**SET TASK:** Copy, from the entries below, each line where the word "text" can be found.

○ ○ ○ ○ ○

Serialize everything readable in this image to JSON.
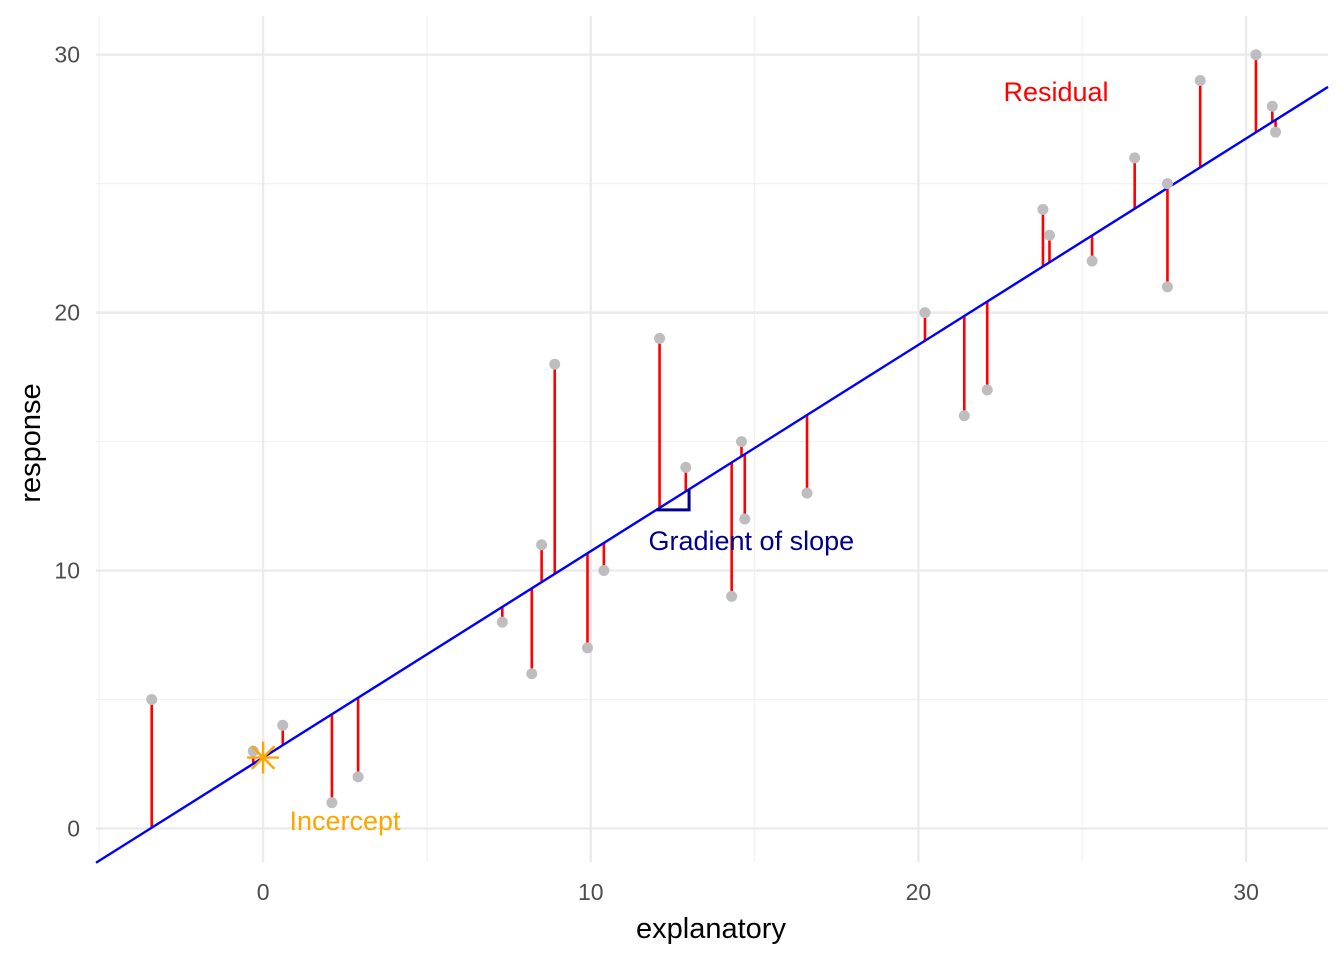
{
  "chart_data": {
    "type": "scatter",
    "xlabel": "explanatory",
    "ylabel": "response",
    "xlim": [
      -5.1,
      32.5
    ],
    "ylim": [
      -1.3,
      31.5
    ],
    "x_ticks": [
      0,
      10,
      20,
      30
    ],
    "y_ticks": [
      0,
      10,
      20,
      30
    ],
    "x_tick_labels": [
      "0",
      "10",
      "20",
      "30"
    ],
    "y_tick_labels": [
      "0",
      "10",
      "20",
      "30"
    ],
    "grid": true,
    "regression_line": {
      "intercept": 2.75,
      "slope": 0.8
    },
    "points": [
      {
        "x": -3.4,
        "y": 5
      },
      {
        "x": -0.3,
        "y": 3
      },
      {
        "x": 0.6,
        "y": 4
      },
      {
        "x": 2.1,
        "y": 1
      },
      {
        "x": 2.9,
        "y": 2
      },
      {
        "x": 7.3,
        "y": 8
      },
      {
        "x": 8.2,
        "y": 6
      },
      {
        "x": 8.5,
        "y": 11
      },
      {
        "x": 8.9,
        "y": 18
      },
      {
        "x": 9.9,
        "y": 7
      },
      {
        "x": 10.4,
        "y": 10
      },
      {
        "x": 12.1,
        "y": 19
      },
      {
        "x": 12.9,
        "y": 14
      },
      {
        "x": 14.3,
        "y": 9
      },
      {
        "x": 14.6,
        "y": 15
      },
      {
        "x": 14.7,
        "y": 12
      },
      {
        "x": 16.6,
        "y": 13
      },
      {
        "x": 20.2,
        "y": 20
      },
      {
        "x": 21.4,
        "y": 16
      },
      {
        "x": 22.1,
        "y": 17
      },
      {
        "x": 23.8,
        "y": 24
      },
      {
        "x": 24.0,
        "y": 23
      },
      {
        "x": 25.3,
        "y": 22
      },
      {
        "x": 26.6,
        "y": 26
      },
      {
        "x": 27.6,
        "y": 25
      },
      {
        "x": 27.6,
        "y": 21
      },
      {
        "x": 28.6,
        "y": 29
      },
      {
        "x": 30.3,
        "y": 30
      },
      {
        "x": 30.8,
        "y": 28
      },
      {
        "x": 30.9,
        "y": 27
      }
    ],
    "intercept_marker": {
      "x": 0,
      "y": 2.75
    },
    "slope_triangle": {
      "x0": 12.0,
      "x1": 13.0
    },
    "annotations": {
      "residual": {
        "text": "Residual",
        "x": 24.2,
        "y": 28.2
      },
      "slope": {
        "text": "Gradient of slope",
        "x": 14.9,
        "y": 10.8
      },
      "intercept": {
        "text": "Incercept",
        "x": 2.5,
        "y": -0.05
      }
    },
    "colors": {
      "points": "#bebebe",
      "residual": "#ff0000",
      "line": "#0000ff",
      "intercept": "#ffa500",
      "slope": "#00008b",
      "grid_major": "#ebebeb",
      "grid_minor": "#f2f2f2"
    }
  }
}
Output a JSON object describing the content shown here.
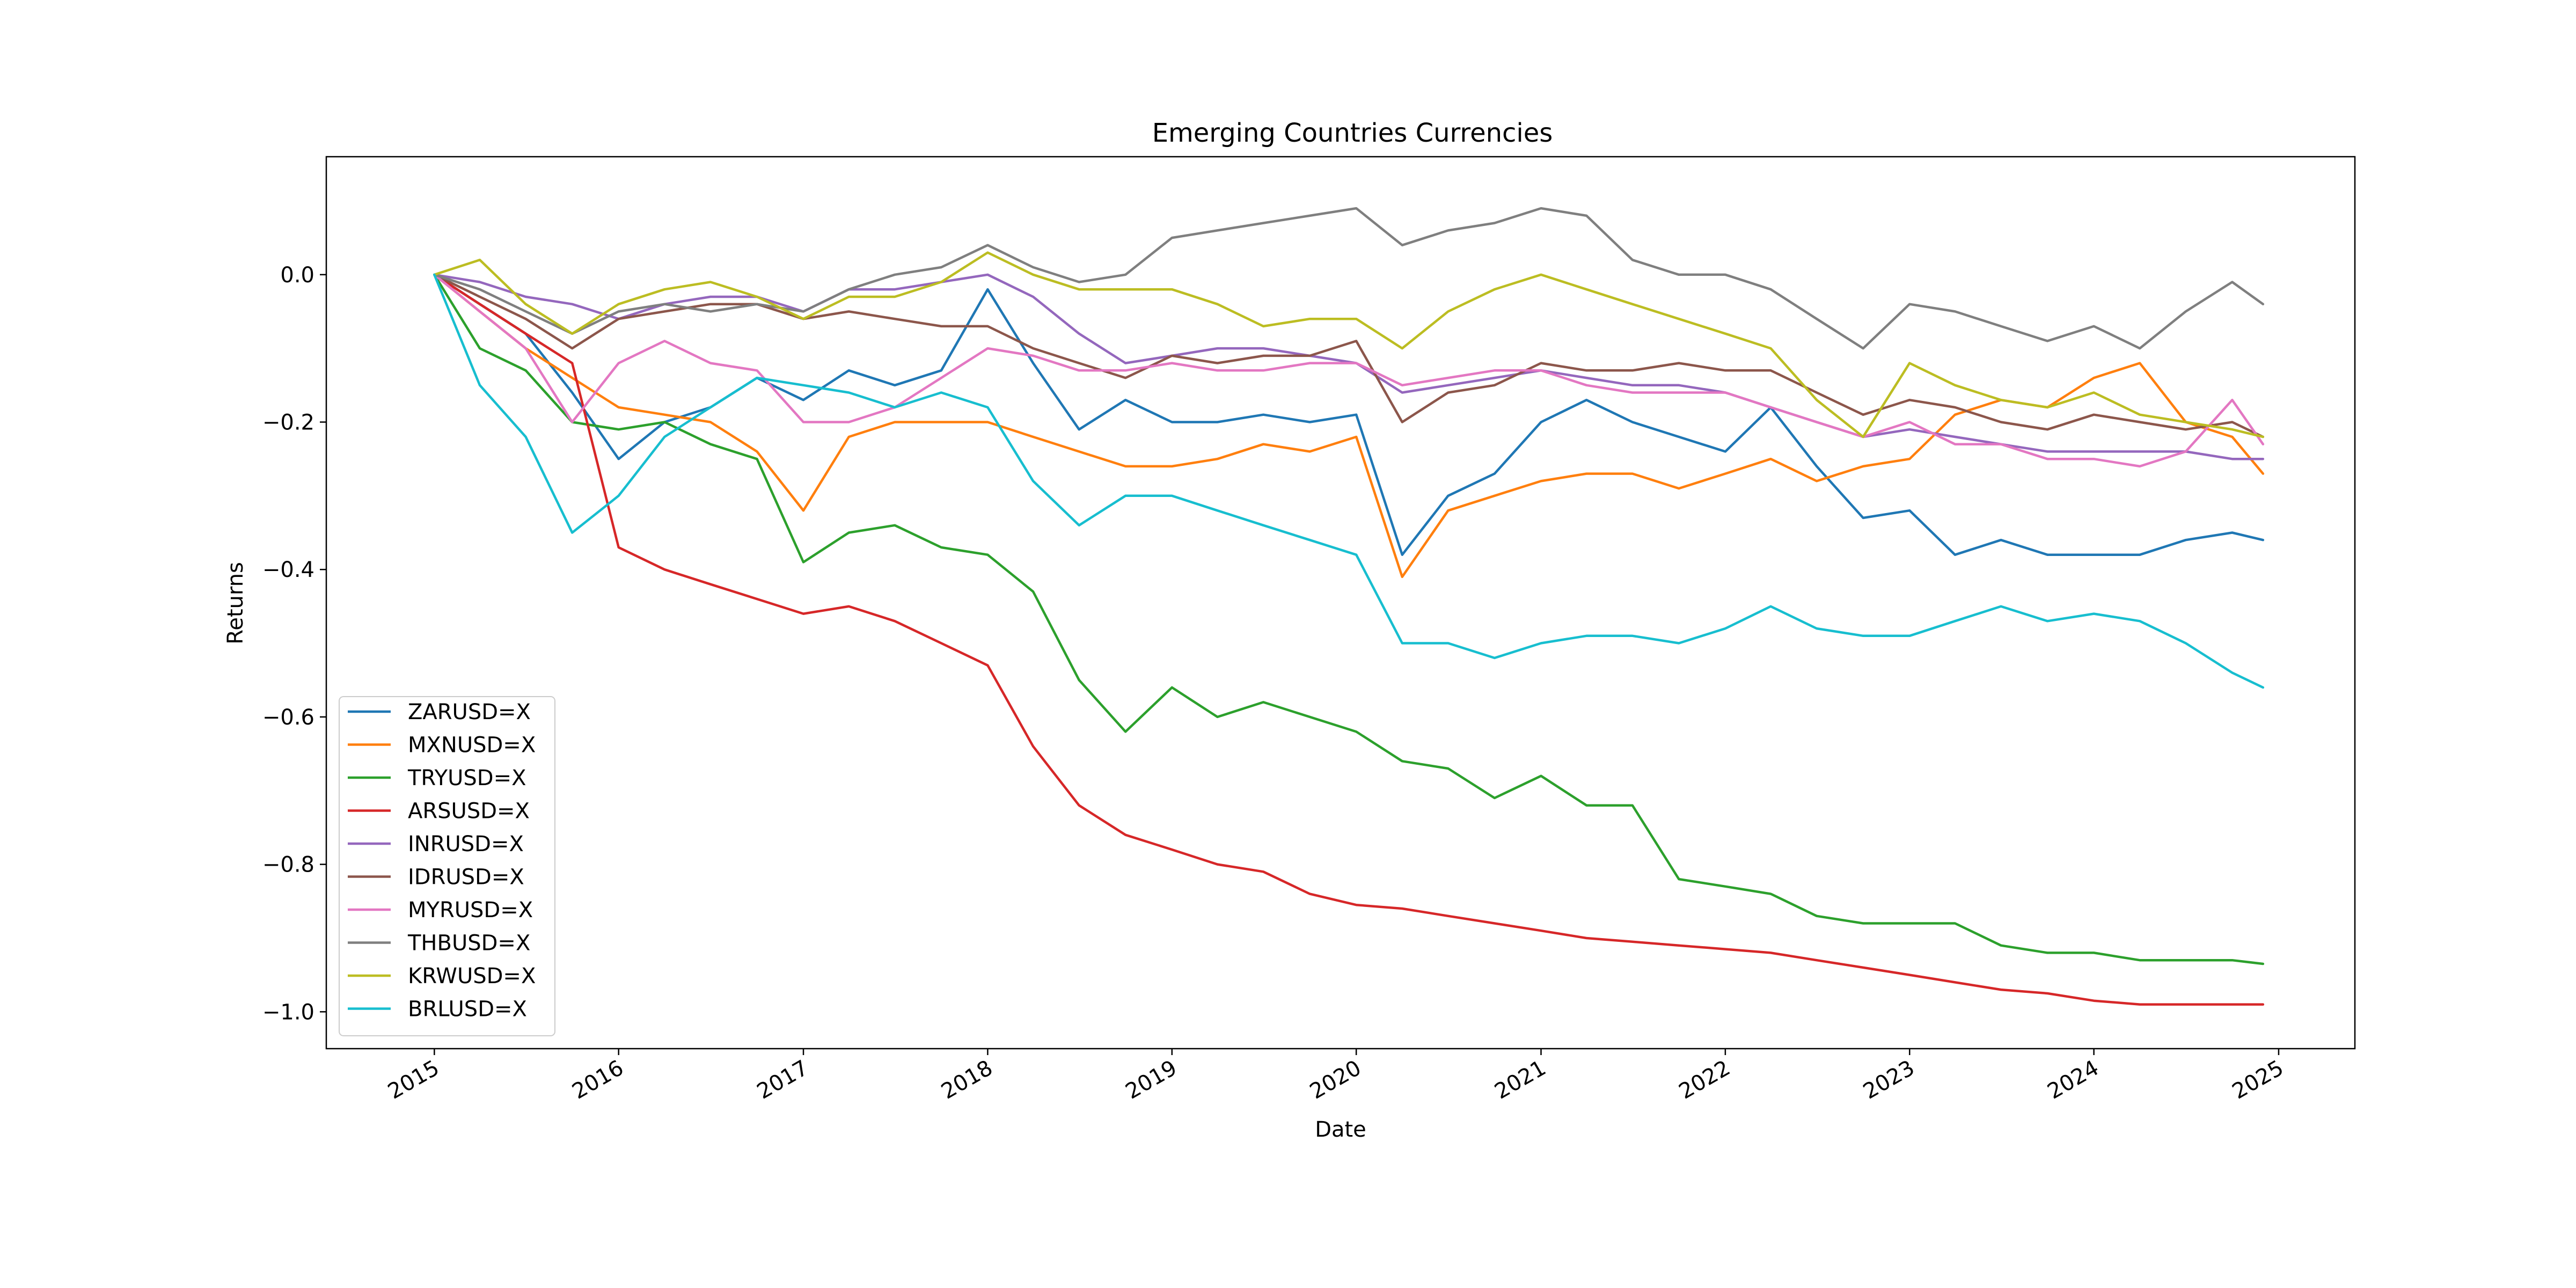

○ ○ ○ ○ ○

**CORRECT RESPONSE:**
        "text": "Residual",
        "text": "Gradient of slope",
        "text": "Incercept",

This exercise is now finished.